Dataset items
[start]

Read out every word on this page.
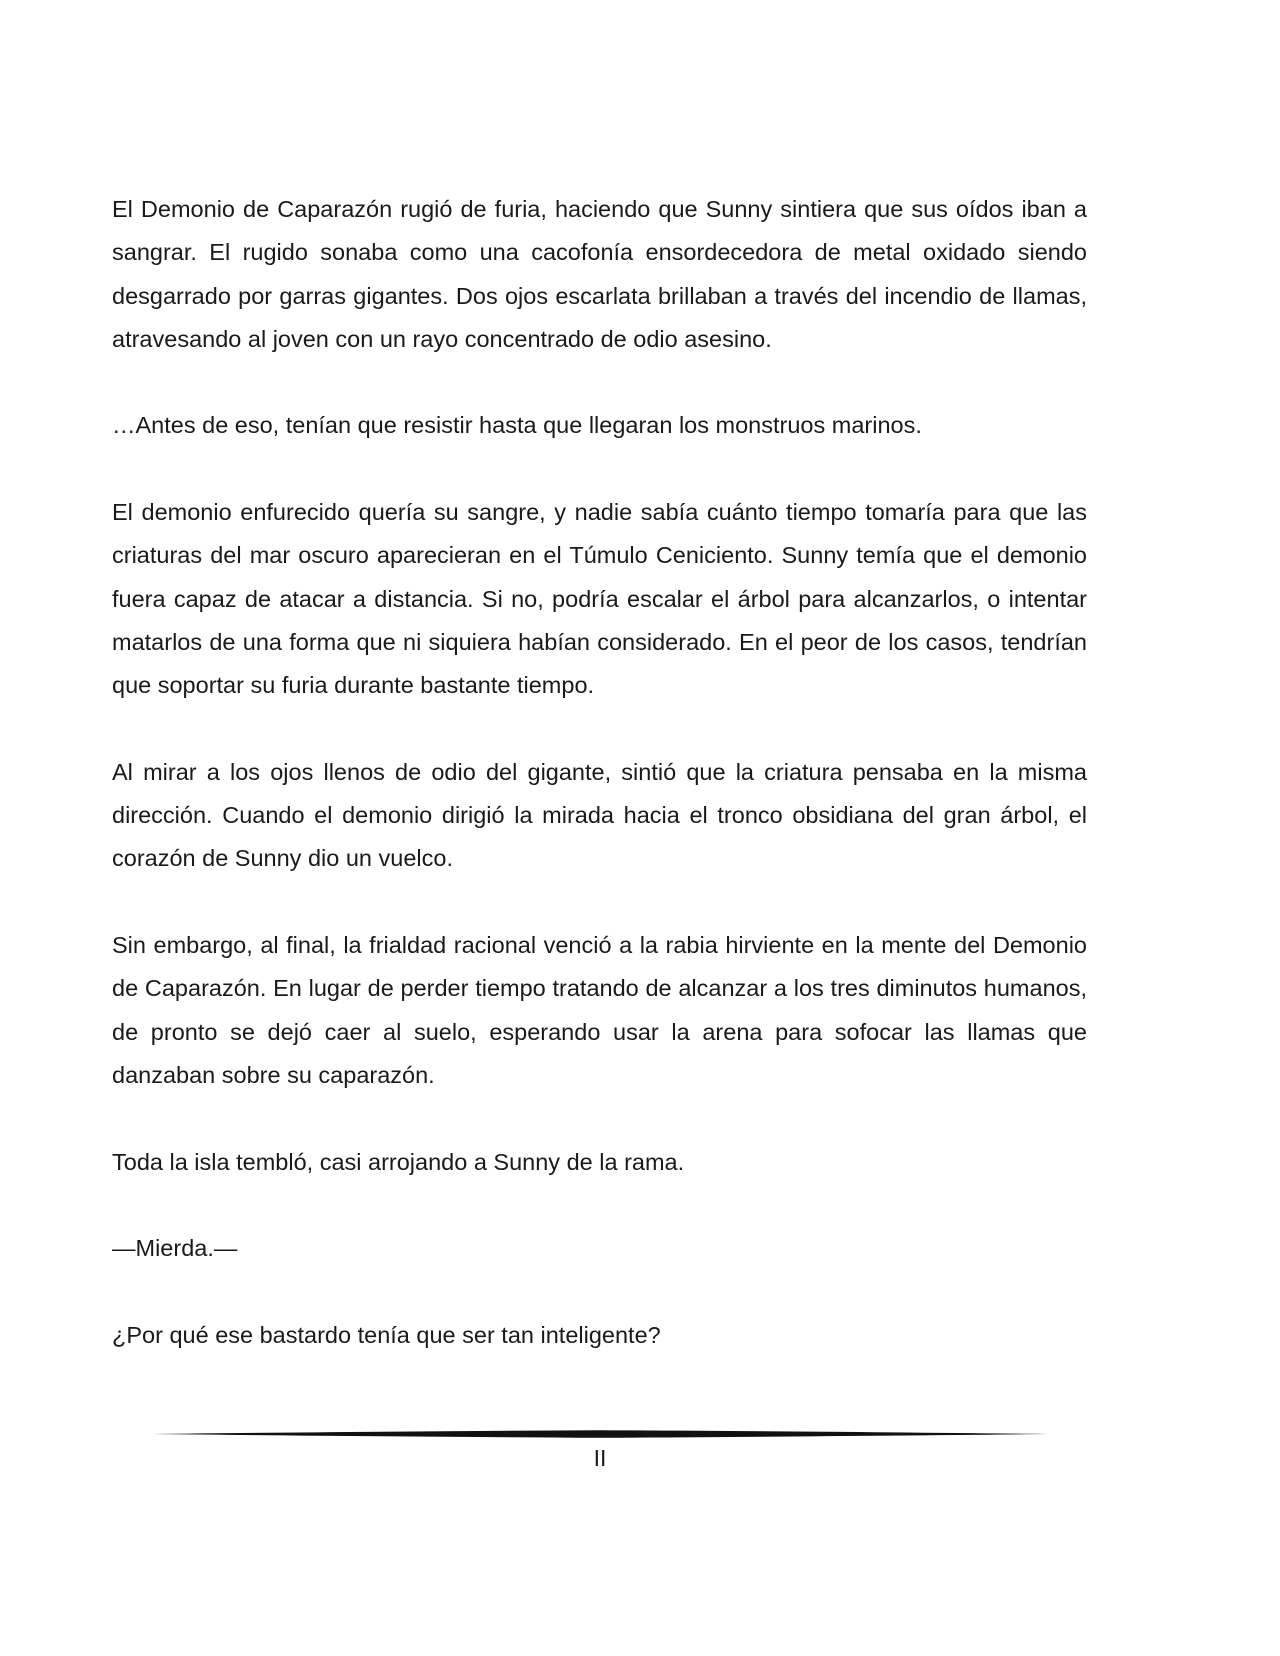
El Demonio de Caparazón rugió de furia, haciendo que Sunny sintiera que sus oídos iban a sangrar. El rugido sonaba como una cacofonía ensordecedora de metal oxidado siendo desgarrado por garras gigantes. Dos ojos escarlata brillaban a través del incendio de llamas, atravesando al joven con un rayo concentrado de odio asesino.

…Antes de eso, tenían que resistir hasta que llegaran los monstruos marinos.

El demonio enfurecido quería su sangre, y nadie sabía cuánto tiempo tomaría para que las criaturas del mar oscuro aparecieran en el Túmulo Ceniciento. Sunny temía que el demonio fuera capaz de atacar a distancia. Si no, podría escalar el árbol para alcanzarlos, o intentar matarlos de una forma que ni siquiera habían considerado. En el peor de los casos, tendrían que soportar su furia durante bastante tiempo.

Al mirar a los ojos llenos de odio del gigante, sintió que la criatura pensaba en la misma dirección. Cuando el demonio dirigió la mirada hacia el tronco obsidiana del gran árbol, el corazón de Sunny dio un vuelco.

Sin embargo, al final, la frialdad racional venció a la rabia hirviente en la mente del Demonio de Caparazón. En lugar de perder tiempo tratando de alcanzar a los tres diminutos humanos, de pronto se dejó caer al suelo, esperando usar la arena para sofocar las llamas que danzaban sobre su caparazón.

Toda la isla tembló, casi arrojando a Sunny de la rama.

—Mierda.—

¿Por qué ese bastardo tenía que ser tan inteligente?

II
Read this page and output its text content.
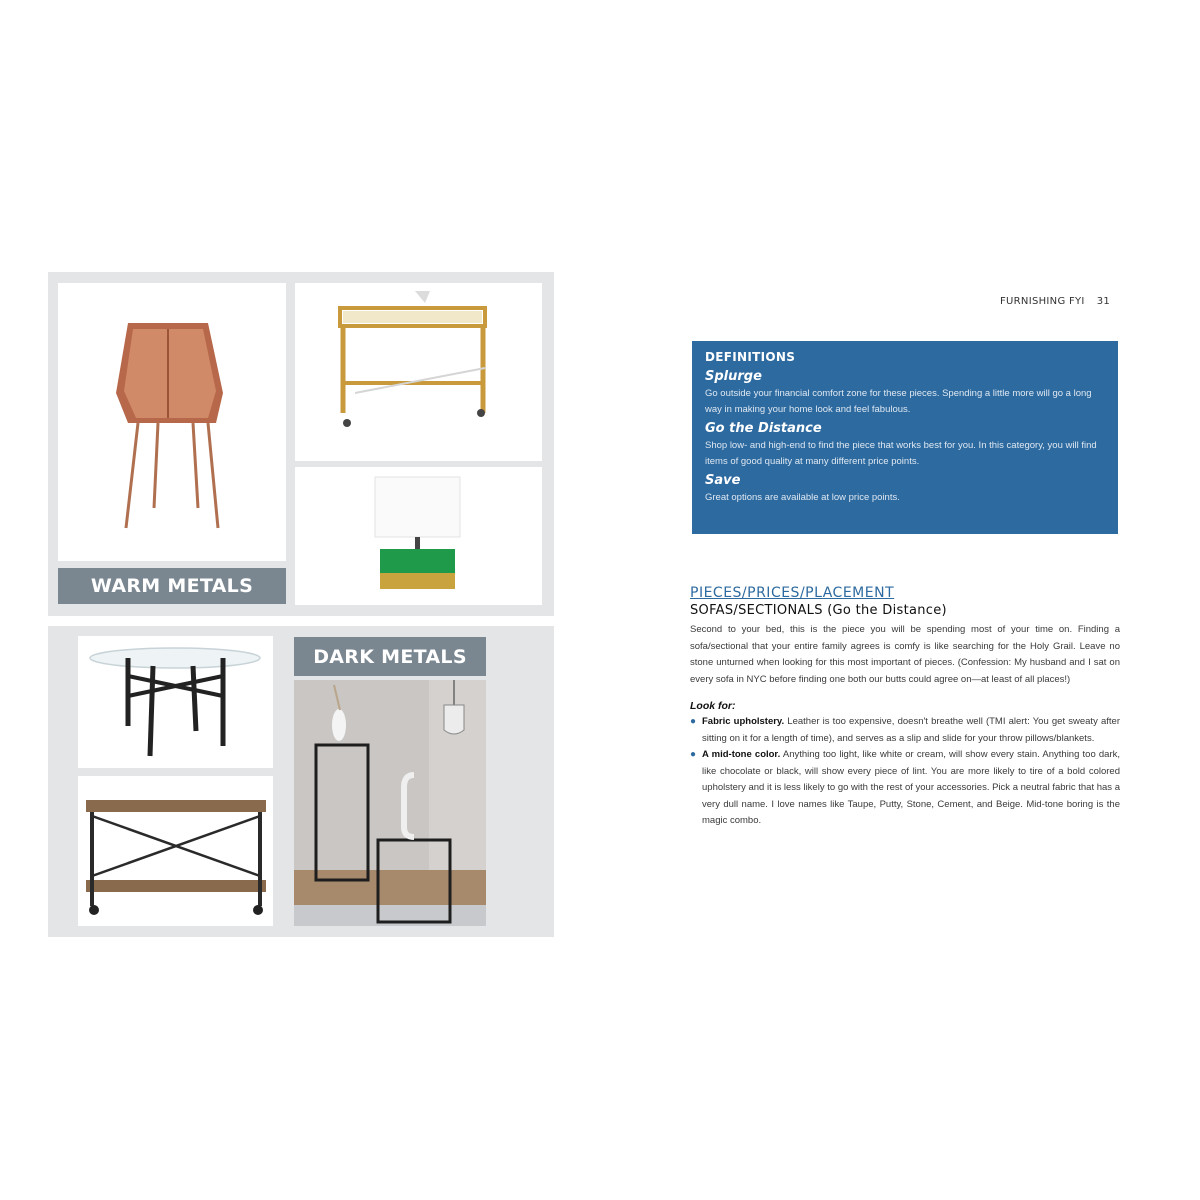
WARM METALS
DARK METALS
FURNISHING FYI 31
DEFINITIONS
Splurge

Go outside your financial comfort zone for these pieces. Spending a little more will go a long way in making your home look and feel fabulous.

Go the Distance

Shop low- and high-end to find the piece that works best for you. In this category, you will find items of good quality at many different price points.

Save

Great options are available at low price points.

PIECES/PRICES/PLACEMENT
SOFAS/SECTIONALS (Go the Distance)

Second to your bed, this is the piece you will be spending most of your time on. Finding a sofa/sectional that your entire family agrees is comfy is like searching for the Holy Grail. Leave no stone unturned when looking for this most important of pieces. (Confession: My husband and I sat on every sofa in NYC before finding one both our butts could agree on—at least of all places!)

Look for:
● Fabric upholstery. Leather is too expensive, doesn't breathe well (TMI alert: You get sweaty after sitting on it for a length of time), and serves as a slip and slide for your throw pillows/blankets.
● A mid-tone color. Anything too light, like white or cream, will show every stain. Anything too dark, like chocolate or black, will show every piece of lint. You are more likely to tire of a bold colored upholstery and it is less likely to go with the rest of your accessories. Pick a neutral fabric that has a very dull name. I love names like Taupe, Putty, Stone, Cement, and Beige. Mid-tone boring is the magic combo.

[end]

- [Task statement] Copy every line in the listing above where the string "llamas" turns up.

- [Reply]
El Demonio de Caparazón rugió de furia, haciendo que Sunny sintiera que sus oídos iban a sangrar. El rugido sonaba como una cacofonía ensordecedora de metal oxidado siendo desgarrado por garras gigantes. Dos ojos escarlata brillaban a través del incendio de llamas, atravesando al joven con un rayo concentrado de odio asesino.
Sin embargo, al final, la frialdad racional venció a la rabia hirviente en la mente del Demonio de Caparazón. En lugar de perder tiempo tratando de alcanzar a los tres diminutos humanos, de pronto se dejó caer al suelo, esperando usar la arena para sofocar las llamas que danzaban sobre su caparazón.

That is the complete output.